- Recorded data -
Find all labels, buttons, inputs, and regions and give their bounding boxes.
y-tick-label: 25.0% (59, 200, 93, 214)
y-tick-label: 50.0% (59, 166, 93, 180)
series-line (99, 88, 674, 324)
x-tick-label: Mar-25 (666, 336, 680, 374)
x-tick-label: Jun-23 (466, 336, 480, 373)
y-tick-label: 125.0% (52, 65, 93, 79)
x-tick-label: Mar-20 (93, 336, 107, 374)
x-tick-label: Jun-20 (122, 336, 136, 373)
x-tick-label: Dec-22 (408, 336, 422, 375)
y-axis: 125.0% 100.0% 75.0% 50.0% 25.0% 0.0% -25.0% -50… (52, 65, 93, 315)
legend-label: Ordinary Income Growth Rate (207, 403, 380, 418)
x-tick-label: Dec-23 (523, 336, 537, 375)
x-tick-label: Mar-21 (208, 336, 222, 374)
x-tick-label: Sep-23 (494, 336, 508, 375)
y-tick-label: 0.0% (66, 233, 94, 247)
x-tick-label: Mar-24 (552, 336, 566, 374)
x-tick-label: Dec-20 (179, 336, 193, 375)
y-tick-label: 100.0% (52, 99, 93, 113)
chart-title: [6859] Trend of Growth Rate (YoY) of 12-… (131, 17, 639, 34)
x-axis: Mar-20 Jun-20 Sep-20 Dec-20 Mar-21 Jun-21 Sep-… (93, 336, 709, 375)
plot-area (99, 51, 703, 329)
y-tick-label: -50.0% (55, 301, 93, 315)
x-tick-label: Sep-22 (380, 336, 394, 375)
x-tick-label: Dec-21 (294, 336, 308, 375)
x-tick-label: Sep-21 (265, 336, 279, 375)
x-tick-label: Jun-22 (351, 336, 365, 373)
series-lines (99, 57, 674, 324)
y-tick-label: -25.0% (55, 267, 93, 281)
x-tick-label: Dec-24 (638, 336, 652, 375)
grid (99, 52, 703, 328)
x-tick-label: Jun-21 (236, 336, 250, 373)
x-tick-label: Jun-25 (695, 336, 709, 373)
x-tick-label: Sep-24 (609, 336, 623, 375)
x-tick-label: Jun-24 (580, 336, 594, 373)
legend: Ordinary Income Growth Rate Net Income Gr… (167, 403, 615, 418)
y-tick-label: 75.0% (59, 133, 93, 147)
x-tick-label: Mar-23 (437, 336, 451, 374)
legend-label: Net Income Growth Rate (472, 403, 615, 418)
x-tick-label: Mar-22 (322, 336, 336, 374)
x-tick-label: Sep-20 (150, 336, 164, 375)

- Required task -
Copy the records above line for line, with no changes.

- Written reply -
Find all labels, buttons, inputs, and regions and give their bounding boxes.
y-tick-label: 25.0% (59, 200, 93, 214)
y-tick-label: 50.0% (59, 166, 93, 180)
series-line (99, 88, 674, 324)
x-tick-label: Mar-25 (666, 336, 680, 374)
x-tick-label: Jun-23 (466, 336, 480, 373)
y-tick-label: 125.0% (52, 65, 93, 79)
x-tick-label: Mar-20 (93, 336, 107, 374)
x-tick-label: Jun-20 (122, 336, 136, 373)
x-tick-label: Dec-22 (408, 336, 422, 375)
y-axis: 125.0% 100.0% 75.0% 50.0% 25.0% 0.0% -25.0% -50… (52, 65, 93, 315)
legend-label: Ordinary Income Growth Rate (207, 403, 380, 418)
x-tick-label: Dec-23 (523, 336, 537, 375)
x-tick-label: Mar-21 (208, 336, 222, 374)
x-tick-label: Sep-23 (494, 336, 508, 375)
y-tick-label: 0.0% (66, 233, 94, 247)
x-tick-label: Mar-24 (552, 336, 566, 374)
x-tick-label: Dec-20 (179, 336, 193, 375)
y-tick-label: 100.0% (52, 99, 93, 113)
chart-title: [6859] Trend of Growth Rate (YoY) of 12-… (131, 17, 639, 34)
x-axis: Mar-20 Jun-20 Sep-20 Dec-20 Mar-21 Jun-21 Sep-… (93, 336, 709, 375)
plot-area (99, 51, 703, 329)
y-tick-label: -50.0% (55, 301, 93, 315)
x-tick-label: Sep-22 (380, 336, 394, 375)
x-tick-label: Dec-21 (294, 336, 308, 375)
x-tick-label: Sep-21 (265, 336, 279, 375)
x-tick-label: Jun-22 (351, 336, 365, 373)
series-lines (99, 57, 674, 324)
y-tick-label: -25.0% (55, 267, 93, 281)
x-tick-label: Dec-24 (638, 336, 652, 375)
grid (99, 52, 703, 328)
x-tick-label: Jun-21 (236, 336, 250, 373)
x-tick-label: Jun-25 (695, 336, 709, 373)
x-tick-label: Sep-24 (609, 336, 623, 375)
x-tick-label: Jun-24 (580, 336, 594, 373)
legend: Ordinary Income Growth Rate Net Income Gr… (167, 403, 615, 418)
y-tick-label: 75.0% (59, 133, 93, 147)
x-tick-label: Mar-23 (437, 336, 451, 374)
legend-label: Net Income Growth Rate (472, 403, 615, 418)
x-tick-label: Mar-22 (322, 336, 336, 374)
x-tick-label: Sep-20 (150, 336, 164, 375)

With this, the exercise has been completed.